---------- Task material

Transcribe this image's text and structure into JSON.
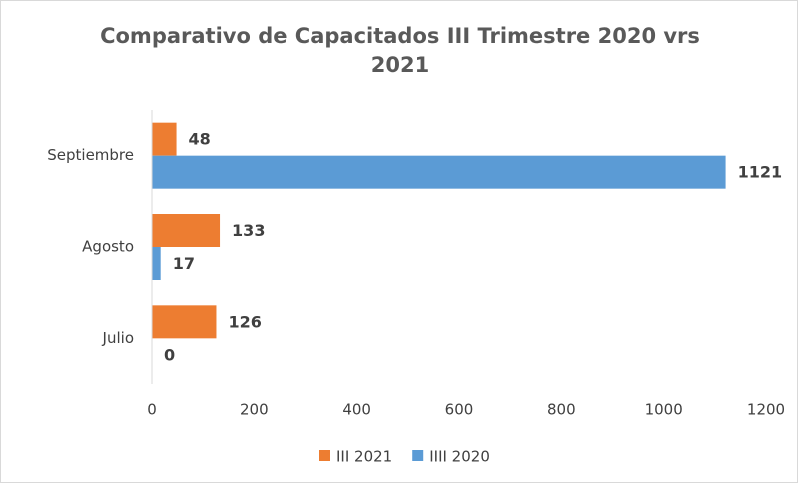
{
  "chart_data": {
    "type": "barh",
    "title": "Comparativo de Capacitados III Trimestre 2020 vrs 2021",
    "categories": [
      "Julio",
      "Agosto",
      "Septiembre"
    ],
    "series": [
      {
        "name": "III 2021",
        "color": "#ed7d31",
        "values": [
          126,
          133,
          48
        ]
      },
      {
        "name": "IIII 2020",
        "color": "#5b9bd5",
        "values": [
          0,
          17,
          1121
        ]
      }
    ],
    "xlim": [
      0,
      1200
    ],
    "xticks": [
      0,
      200,
      400,
      600,
      800,
      1000,
      1200
    ],
    "grid": false,
    "legend": "bottom"
  }
}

--------------------

Directions for this task = Go back to the records above and write them out exactly, without the pictures.

Reply to the task =
Transcribe this image's text and structure into JSON.
{
  "chart_data": {
    "type": "barh",
    "title": "Comparativo de Capacitados III Trimestre 2020 vrs 2021",
    "categories": [
      "Julio",
      "Agosto",
      "Septiembre"
    ],
    "series": [
      {
        "name": "III 2021",
        "color": "#ed7d31",
        "values": [
          126,
          133,
          48
        ]
      },
      {
        "name": "IIII 2020",
        "color": "#5b9bd5",
        "values": [
          0,
          17,
          1121
        ]
      }
    ],
    "xlim": [
      0,
      1200
    ],
    "xticks": [
      0,
      200,
      400,
      600,
      800,
      1000,
      1200
    ],
    "grid": false,
    "legend": "bottom"
  }
}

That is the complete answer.